Source data
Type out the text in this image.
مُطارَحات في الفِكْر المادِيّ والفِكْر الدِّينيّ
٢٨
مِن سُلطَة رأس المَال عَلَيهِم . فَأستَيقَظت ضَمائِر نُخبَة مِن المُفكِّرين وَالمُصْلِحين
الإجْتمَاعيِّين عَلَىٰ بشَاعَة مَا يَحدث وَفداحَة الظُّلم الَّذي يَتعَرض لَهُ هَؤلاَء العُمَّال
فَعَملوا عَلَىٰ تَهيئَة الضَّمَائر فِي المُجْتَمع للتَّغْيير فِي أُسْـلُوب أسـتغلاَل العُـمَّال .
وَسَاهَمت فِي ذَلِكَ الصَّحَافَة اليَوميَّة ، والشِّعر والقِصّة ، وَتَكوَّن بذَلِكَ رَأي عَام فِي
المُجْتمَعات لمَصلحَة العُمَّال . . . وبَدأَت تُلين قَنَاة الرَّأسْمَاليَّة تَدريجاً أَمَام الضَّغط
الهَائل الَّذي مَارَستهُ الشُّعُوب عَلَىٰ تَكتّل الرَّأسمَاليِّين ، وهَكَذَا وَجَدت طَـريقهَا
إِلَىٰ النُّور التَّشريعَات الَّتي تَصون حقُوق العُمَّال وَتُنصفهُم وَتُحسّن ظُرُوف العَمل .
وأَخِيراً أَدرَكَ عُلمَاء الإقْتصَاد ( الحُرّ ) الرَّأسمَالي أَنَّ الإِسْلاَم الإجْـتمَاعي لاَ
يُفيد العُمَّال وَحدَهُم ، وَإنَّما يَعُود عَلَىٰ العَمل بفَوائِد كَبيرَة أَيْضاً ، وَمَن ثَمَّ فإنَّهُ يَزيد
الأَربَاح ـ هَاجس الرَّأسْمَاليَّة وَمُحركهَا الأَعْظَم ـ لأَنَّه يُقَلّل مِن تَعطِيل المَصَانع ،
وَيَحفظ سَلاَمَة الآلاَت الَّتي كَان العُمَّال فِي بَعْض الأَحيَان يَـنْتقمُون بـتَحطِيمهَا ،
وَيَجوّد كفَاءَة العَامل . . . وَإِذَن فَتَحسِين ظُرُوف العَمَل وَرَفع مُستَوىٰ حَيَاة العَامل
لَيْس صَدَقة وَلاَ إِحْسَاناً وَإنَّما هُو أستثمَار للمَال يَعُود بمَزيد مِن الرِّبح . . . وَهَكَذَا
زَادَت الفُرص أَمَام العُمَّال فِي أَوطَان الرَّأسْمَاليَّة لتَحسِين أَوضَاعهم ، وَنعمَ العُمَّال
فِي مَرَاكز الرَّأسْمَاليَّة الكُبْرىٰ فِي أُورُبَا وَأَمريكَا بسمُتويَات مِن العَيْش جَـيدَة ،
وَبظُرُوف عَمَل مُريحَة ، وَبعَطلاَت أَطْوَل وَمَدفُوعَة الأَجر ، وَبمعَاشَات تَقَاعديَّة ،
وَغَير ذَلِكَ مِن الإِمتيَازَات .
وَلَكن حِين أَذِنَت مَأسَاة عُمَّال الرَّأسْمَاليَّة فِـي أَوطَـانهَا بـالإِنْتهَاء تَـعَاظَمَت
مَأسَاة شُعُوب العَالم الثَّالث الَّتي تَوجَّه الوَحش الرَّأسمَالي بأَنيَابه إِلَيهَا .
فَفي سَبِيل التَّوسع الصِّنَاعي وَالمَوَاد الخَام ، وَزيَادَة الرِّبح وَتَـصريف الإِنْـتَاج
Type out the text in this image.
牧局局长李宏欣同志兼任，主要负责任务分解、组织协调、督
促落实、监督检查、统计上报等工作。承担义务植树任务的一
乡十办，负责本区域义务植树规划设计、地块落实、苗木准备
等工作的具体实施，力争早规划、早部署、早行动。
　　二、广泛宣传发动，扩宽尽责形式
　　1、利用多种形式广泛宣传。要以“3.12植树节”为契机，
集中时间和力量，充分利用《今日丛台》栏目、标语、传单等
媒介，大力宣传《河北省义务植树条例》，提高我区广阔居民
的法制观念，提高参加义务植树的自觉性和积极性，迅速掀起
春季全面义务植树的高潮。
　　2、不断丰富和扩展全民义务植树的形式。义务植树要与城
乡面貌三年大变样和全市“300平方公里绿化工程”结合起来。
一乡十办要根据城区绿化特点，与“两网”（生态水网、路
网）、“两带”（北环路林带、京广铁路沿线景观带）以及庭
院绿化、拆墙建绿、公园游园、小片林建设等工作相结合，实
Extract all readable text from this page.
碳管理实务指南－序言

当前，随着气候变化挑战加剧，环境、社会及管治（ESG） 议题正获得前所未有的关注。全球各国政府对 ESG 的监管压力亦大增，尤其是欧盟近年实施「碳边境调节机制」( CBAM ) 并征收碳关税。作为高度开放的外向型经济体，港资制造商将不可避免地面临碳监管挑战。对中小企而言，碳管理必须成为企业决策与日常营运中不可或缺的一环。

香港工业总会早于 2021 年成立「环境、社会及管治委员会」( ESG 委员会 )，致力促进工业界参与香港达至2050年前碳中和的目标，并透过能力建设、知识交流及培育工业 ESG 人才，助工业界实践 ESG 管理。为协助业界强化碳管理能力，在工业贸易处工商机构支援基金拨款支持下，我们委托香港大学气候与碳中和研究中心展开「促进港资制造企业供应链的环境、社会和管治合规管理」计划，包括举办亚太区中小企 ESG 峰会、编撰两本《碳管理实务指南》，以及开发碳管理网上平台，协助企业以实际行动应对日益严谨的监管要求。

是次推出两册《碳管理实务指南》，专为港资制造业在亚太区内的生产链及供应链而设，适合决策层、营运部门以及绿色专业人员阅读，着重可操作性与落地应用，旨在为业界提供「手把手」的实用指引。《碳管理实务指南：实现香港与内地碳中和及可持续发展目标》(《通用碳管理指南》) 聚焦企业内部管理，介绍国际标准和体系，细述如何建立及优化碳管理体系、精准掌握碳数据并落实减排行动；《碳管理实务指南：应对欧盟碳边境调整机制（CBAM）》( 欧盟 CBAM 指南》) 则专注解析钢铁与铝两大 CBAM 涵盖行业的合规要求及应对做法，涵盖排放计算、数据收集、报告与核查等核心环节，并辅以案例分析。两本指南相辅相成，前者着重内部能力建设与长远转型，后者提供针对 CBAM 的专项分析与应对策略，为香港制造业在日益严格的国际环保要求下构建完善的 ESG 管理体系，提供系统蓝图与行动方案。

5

• What the exercise asks
Extract, from the material above, each line holding the word "الإج".

• Exercise answer
الإجْتمَاعيِّين عَلَىٰ بشَاعَة مَا يَحدث وَفداحَة الظُّلم الَّذي يَتعَرض لَهُ هَؤلاَء العُمَّال
وأَخِيراً أَدرَكَ عُلمَاء الإقْتصَاد ( الحُرّ ) الرَّأسمَالي أَنَّ الإِسْلاَم الإجْـتمَاعي لاَ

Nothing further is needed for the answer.